*Task statement*: Wherever a line in the data below holds "this", copy that line.
------
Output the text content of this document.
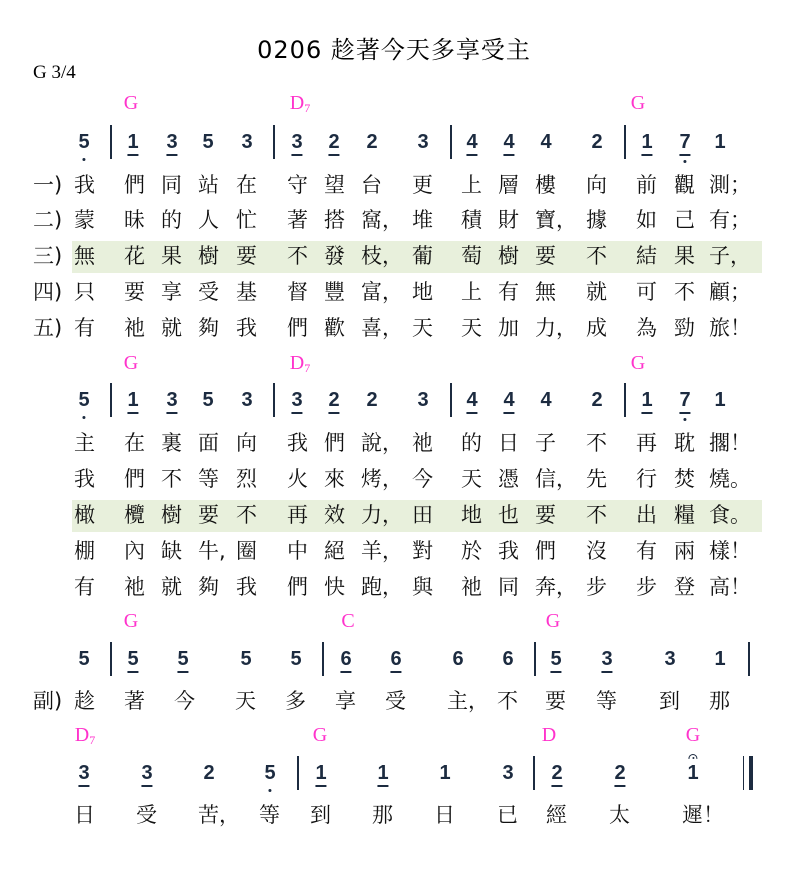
0206 趁著今天多享受主
G 3/4
G	$D_7$	G
5 1 3 5 3 3 2 2 3 4 4 4 2 1 7 1
一) 我 們 同 站 在 守 望 台 更 上 層 樓 向 前 觀 測；
二) 蒙 昧 的 人 忙 著 搭 窩， 堆 積 財 寶， 據 如 己 有；
三) 無 花 果 樹 要 不 發 枝， 葡 萄 樹 要 不 結 果 子，
四) 只 要 享 受 基 督 豐 富， 地 上 有 無 就 可 不 顧；
五) 有 祂 就 夠 我 們 歡 喜， 天 天 加 力， 成 為 勁 旅！
G	$D_7$	G
5 1 3 5 3 3 2 2 3 4 4 4 2 1 7 1
主 在 裏 面 向 我 們 說， 祂 的 日 子 不 再 耽 擱！
我 們 不 等 烈 火 來 烤， 今 天 憑 信， 先 行 焚 燒。
橄 欖 樹 要 不 再 效 力， 田 地 也 要 不 出 糧 食。
棚 內 缺 牛, 圈 中 絕 羊， 對 於 我 們 沒 有 兩 樣！
有 祂 就 夠 我 們 快 跑， 與 祂 同 奔， 步 步 登 高！
G	C	G
5 5 5	5 5 6 6	6 6 5 3	3 1
副) 趁 著 今 天 多 享 受 主， 不 要 等 到 那
$D_7$	G	D	G
3	3	2 5 1	1	1	3 2	2	1
日 受 苦， 等 到 那 日 已 經 太 遲！
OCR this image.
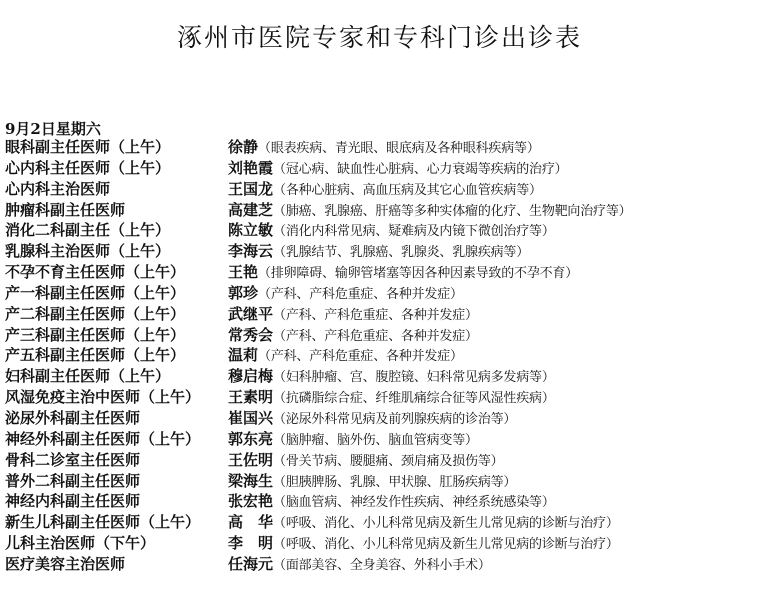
涿州市医院专家和专科门诊出诊表
9月2日星期六
眼科副主任医师（上午）	徐静（眼表疾病、青光眼、眼底病及各种眼科疾病等）
心内科主任医师（上午）	刘艳霞（冠心病、缺血性心脏病、心力衰竭等疾病的治疗）
心内科主治医师	王国龙（各种心脏病、高血压病及其它心血管疾病等）
肿瘤科副主任医师	高建芝（肺癌、乳腺癌、肝癌等多种实体瘤的化疗、生物靶向治疗等）
消化二科副主任（上午）	陈立敏（消化内科常见病、疑难病及内镜下微创治疗等）
乳腺科主治医师（上午）	李海云（乳腺结节、乳腺癌、乳腺炎、乳腺疾病等）
不孕不育主任医师（上午）	王艳（排卵障碍、输卵管堵塞等因各种因素导致的不孕不育）
产一科副主任医师（上午）	郭珍（产科、产科危重症、各种并发症）
产二科副主任医师（上午）	武继平（产科、产科危重症、各种并发症）
产三科副主任医师（上午）	常秀会（产科、产科危重症、各种并发症）
产五科副主任医师（上午）	温莉（产科、产科危重症、各种并发症）
妇科副主任医师（上午）	穆启梅（妇科肿瘤、宫、腹腔镜、妇科常见病多发病等）
风湿免疫主治中医师（上午） 王素明（抗磷脂综合症、纤维肌痛综合征等风湿性疾病）
泌尿外科副主任医师	崔国兴（泌尿外科常见病及前列腺疾病的诊治等）
神经外科副主任医师（上午） 郭东亮（脑肿瘤、脑外伤、脑血管病变等）
骨科二诊室主任医师	王佐明（骨关节病、腰腿痛、颈肩痛及损伤等）
普外二科副主任医师	梁海生（胆胰脾肠、乳腺、甲状腺、肛肠疾病等）
神经内科副主任医师	张宏艳（脑血管病、神经发作性疾病、神经系统感染等）
新生儿科副主任医师（上午） 高　华（呼吸、消化、小儿科常见病及新生儿常见病的诊断与治疗）
儿科主治医师（下午）	李　明（呼吸、消化、小儿科常见病及新生儿常见病的诊断与治疗）
医疗美容主治医师	任海元（面部美容、全身美容、外科小手术）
------
*Problem solution*:
Output the text content of this document.
OCR this image.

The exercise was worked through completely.